***** DATA PROVIDED
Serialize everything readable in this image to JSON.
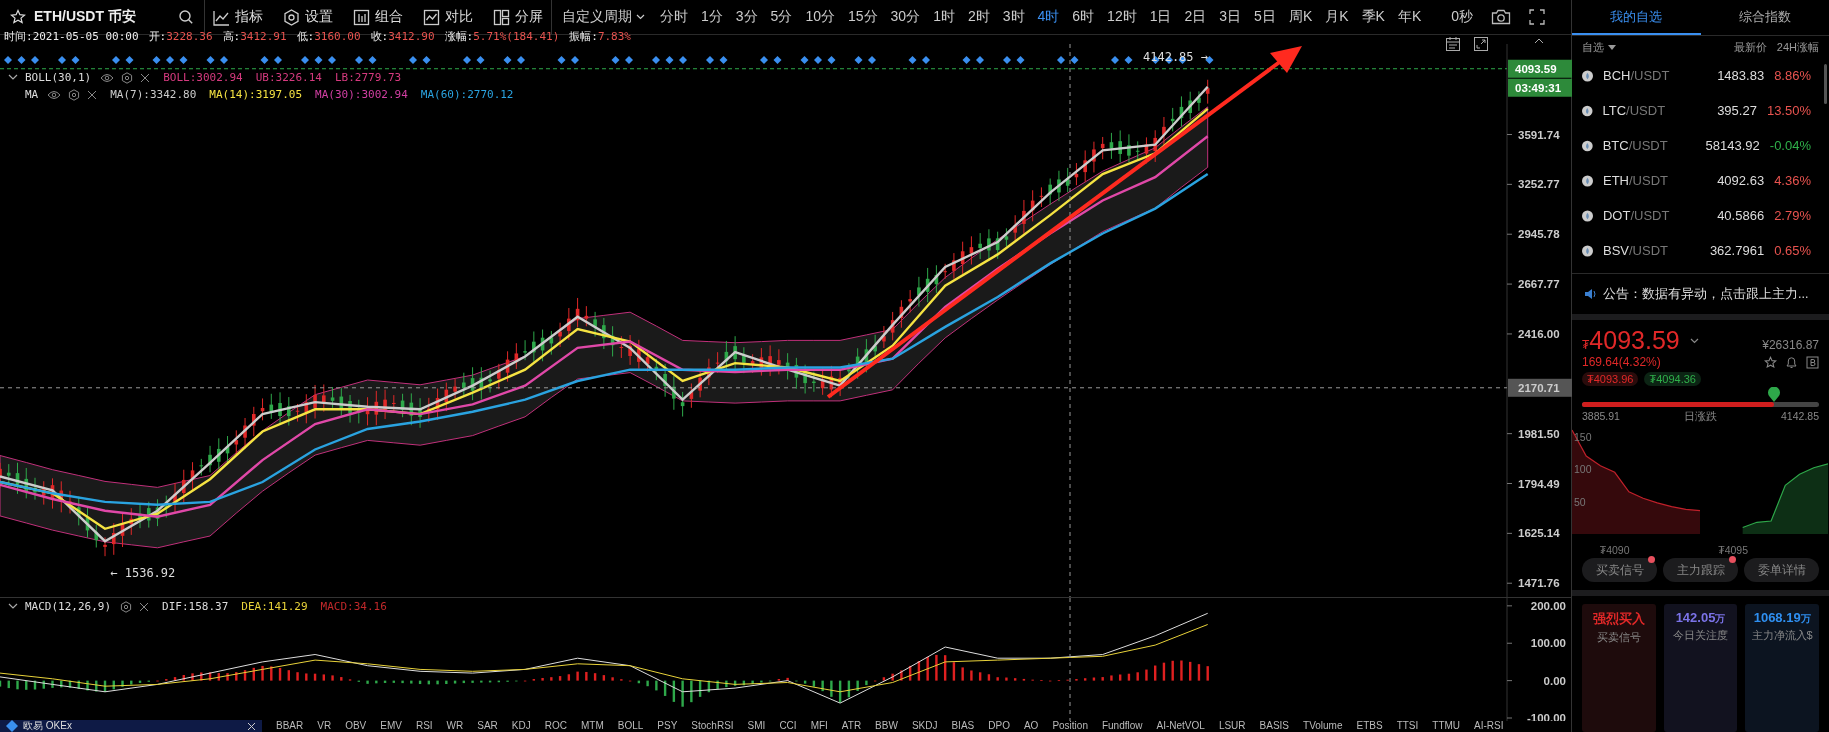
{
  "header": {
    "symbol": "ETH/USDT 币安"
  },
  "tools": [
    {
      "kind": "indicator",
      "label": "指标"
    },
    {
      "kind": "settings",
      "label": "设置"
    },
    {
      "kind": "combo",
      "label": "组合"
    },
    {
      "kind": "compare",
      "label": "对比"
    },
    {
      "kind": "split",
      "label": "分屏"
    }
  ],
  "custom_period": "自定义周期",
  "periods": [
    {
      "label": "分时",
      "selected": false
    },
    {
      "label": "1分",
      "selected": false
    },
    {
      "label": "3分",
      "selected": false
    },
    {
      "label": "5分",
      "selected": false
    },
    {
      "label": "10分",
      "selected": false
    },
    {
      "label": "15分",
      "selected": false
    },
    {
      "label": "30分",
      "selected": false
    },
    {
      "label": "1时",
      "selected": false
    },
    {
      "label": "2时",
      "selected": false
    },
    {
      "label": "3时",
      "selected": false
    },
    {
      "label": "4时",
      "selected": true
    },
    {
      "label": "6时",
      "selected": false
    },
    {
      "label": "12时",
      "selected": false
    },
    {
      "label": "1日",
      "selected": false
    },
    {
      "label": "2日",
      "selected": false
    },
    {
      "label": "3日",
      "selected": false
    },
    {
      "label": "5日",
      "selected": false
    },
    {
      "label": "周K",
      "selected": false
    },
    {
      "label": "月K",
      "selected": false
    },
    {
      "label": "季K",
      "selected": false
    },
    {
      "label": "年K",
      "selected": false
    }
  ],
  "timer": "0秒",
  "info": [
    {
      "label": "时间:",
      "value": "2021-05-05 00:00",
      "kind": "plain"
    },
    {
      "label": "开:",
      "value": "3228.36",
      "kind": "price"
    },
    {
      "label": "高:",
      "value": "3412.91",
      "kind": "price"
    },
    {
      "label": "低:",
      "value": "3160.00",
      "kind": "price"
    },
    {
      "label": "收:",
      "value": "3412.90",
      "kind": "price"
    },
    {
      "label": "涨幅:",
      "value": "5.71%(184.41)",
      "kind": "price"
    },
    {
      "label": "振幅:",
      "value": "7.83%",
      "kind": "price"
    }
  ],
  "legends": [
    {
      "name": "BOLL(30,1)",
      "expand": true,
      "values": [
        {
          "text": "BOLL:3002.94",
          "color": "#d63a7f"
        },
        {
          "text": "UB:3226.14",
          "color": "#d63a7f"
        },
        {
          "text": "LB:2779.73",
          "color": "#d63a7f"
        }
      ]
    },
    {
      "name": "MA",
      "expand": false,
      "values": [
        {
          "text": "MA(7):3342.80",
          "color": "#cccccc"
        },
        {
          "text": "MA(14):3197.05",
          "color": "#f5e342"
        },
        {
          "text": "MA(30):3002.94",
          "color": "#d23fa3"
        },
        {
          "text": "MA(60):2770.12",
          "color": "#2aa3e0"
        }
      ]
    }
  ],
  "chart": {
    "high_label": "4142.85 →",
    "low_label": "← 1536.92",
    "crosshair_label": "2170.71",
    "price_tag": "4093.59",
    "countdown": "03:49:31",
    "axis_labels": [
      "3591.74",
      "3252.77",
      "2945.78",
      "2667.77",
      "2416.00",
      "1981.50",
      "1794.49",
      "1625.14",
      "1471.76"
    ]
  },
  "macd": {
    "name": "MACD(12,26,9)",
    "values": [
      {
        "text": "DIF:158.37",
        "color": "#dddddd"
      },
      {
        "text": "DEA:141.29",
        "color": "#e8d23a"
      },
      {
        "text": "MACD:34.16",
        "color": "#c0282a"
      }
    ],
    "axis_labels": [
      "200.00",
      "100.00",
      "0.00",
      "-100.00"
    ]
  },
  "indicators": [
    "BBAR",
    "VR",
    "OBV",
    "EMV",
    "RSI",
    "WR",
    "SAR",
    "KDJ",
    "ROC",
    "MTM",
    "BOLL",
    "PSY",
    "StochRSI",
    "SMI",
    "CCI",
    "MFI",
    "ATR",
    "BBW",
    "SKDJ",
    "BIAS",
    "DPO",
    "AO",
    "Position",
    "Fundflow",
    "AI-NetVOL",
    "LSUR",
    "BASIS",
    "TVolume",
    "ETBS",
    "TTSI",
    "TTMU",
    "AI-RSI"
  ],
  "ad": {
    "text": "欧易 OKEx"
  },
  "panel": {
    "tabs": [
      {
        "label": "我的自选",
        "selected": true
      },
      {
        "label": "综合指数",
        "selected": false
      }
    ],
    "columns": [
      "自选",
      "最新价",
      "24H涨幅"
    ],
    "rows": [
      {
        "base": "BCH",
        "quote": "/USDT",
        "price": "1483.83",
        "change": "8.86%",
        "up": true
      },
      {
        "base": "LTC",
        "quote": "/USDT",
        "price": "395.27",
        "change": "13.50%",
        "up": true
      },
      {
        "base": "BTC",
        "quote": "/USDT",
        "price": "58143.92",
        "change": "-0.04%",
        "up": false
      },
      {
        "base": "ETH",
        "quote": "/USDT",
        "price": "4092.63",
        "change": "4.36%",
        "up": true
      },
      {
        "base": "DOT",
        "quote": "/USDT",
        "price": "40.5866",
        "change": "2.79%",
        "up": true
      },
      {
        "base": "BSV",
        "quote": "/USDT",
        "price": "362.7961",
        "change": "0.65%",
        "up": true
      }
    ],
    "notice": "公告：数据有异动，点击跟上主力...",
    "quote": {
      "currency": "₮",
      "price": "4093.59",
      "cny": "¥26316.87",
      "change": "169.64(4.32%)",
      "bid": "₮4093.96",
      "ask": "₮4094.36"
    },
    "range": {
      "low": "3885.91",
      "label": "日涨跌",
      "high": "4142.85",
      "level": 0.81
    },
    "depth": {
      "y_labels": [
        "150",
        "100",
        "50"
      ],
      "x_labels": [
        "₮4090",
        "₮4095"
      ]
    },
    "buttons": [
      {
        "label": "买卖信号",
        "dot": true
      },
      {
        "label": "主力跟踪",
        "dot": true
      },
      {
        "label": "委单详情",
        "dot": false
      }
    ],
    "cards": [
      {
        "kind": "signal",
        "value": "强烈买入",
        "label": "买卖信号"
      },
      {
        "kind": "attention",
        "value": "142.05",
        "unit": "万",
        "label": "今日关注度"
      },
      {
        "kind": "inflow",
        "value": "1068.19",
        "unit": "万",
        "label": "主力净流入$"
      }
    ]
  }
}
**********
Say only how many lines in the records carry the word "change".

7